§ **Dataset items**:

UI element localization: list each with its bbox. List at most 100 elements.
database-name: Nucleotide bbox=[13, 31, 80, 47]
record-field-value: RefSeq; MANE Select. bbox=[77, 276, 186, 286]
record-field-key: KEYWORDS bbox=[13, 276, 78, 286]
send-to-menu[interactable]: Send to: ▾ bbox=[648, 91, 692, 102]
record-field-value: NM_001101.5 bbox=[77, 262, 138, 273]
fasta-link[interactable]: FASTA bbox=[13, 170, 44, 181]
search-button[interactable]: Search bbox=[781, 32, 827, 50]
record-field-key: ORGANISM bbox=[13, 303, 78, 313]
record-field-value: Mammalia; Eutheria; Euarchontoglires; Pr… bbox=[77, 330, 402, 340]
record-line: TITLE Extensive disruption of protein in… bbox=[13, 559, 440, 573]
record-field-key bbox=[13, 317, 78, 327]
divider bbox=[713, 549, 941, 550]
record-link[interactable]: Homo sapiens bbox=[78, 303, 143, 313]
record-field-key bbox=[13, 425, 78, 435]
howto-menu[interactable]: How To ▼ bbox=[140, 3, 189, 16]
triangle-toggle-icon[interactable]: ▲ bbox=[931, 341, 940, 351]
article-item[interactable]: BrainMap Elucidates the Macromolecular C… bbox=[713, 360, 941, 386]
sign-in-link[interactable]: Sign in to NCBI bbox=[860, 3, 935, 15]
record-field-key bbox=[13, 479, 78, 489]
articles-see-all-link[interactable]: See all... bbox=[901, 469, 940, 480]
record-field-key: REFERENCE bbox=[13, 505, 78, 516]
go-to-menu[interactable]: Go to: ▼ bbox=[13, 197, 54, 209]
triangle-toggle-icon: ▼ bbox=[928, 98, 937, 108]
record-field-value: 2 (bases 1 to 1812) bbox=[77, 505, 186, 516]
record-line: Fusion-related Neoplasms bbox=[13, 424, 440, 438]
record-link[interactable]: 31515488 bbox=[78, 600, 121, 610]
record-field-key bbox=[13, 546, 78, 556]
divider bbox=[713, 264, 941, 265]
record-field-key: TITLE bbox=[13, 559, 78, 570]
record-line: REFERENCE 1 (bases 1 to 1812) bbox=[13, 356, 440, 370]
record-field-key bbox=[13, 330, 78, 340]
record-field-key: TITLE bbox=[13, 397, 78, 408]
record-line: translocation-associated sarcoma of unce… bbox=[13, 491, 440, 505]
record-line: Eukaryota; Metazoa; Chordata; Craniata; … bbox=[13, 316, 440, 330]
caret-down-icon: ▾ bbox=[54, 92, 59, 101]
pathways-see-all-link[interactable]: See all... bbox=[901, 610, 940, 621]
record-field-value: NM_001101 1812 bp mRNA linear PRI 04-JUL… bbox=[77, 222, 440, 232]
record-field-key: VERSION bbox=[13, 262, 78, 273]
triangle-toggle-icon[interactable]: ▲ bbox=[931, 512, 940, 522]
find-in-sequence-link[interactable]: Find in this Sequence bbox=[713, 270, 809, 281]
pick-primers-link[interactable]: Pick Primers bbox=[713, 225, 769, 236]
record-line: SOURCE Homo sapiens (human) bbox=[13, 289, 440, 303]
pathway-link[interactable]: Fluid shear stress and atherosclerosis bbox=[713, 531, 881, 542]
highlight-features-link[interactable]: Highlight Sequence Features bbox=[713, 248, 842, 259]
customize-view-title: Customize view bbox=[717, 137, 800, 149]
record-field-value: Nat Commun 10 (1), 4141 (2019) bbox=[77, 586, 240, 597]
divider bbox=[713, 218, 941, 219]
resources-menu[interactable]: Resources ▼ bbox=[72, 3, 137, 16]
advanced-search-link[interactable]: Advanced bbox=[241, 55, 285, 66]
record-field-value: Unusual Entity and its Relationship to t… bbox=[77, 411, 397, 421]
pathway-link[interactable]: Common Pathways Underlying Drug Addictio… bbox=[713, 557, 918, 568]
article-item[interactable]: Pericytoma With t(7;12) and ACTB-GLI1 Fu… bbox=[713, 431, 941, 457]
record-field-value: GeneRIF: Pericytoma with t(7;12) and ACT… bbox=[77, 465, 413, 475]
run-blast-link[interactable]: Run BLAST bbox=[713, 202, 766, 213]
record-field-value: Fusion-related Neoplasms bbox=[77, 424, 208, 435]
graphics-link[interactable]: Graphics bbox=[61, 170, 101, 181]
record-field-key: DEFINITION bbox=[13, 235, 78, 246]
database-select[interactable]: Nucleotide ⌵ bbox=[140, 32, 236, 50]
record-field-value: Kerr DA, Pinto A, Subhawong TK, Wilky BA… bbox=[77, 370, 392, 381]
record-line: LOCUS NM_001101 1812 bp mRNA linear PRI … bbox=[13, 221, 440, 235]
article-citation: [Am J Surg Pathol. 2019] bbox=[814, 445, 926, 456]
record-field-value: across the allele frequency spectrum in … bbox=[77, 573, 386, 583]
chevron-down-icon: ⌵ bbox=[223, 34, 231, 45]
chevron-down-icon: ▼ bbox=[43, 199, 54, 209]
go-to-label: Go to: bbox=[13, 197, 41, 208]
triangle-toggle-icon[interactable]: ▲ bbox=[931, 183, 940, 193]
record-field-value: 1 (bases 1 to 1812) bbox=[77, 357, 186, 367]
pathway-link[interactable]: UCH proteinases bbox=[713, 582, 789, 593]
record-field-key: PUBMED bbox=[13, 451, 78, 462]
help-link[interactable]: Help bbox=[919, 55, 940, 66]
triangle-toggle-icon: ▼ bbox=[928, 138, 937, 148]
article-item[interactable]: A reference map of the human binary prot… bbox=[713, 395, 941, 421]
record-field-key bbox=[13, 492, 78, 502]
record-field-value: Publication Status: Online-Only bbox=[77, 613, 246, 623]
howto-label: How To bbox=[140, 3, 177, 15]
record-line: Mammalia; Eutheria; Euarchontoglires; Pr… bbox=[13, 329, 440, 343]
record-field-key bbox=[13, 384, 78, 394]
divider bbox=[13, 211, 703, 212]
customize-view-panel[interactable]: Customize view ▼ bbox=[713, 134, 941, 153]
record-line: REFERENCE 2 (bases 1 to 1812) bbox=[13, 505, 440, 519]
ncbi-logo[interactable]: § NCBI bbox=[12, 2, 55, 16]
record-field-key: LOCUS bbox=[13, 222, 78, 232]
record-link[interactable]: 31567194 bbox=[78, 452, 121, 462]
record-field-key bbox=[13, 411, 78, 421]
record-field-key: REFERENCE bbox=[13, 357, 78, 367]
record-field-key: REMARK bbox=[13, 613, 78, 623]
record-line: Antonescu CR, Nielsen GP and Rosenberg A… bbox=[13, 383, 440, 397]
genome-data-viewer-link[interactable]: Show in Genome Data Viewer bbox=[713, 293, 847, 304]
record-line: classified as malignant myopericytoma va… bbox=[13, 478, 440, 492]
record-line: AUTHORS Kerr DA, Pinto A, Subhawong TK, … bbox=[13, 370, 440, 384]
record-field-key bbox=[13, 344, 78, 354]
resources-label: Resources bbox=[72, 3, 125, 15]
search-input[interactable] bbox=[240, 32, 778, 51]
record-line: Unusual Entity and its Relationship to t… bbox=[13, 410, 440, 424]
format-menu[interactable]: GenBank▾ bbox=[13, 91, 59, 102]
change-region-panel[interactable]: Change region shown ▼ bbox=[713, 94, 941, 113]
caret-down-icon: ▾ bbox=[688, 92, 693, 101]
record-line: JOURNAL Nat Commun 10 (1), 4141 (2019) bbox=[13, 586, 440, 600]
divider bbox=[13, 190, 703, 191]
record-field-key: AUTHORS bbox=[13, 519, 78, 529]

§ **Goal of the exercise**: Whenever a line above has the word "Pinto" in it, copy that line.

§ **Finished exercise**:
record-field-value: Kerr DA, Pinto A, Subhawong TK, Wilky BA… bbox=[77, 370, 392, 381]
record-line: AUTHORS Kerr DA, Pinto A, Subhawong TK, … bbox=[13, 370, 440, 384]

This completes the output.